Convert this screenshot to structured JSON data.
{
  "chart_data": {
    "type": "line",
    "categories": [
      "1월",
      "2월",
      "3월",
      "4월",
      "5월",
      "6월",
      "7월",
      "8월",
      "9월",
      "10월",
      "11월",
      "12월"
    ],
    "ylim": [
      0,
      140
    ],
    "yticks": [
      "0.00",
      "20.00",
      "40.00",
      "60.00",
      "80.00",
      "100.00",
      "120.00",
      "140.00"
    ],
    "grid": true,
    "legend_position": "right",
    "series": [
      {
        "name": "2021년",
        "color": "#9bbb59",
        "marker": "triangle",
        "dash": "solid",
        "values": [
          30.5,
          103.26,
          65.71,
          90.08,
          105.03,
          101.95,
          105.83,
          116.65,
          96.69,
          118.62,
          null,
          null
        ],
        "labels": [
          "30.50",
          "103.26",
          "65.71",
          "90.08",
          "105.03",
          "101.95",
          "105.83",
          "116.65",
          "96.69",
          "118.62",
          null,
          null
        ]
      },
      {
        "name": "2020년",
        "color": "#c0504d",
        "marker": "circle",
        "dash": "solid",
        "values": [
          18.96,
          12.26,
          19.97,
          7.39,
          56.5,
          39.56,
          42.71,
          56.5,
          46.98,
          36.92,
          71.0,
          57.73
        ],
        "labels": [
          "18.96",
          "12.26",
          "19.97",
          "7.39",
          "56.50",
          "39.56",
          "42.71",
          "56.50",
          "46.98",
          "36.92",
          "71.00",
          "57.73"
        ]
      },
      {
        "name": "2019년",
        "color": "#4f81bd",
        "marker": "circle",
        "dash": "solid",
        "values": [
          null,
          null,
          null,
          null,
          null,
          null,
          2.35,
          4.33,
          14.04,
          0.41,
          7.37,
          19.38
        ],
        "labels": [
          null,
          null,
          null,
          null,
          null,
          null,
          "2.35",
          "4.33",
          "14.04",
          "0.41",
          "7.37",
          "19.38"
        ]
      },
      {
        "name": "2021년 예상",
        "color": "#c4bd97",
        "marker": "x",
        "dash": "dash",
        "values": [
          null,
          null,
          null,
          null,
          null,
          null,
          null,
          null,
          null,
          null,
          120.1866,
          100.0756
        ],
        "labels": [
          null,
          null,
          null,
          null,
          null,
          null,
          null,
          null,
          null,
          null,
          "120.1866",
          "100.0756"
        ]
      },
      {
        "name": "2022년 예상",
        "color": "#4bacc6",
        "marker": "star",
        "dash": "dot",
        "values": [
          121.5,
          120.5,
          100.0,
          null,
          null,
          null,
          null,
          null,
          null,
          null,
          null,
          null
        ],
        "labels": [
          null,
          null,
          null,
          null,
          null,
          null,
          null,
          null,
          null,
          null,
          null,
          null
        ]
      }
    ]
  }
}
☆ ☆ ☆
Set task. From the listing above, collect each line in which the string "marker" appears.

Answer to this task.
        "marker": "triangle",
        "marker": "circle",
        "marker": "circle",
        "marker": "x",
        "marker": "star",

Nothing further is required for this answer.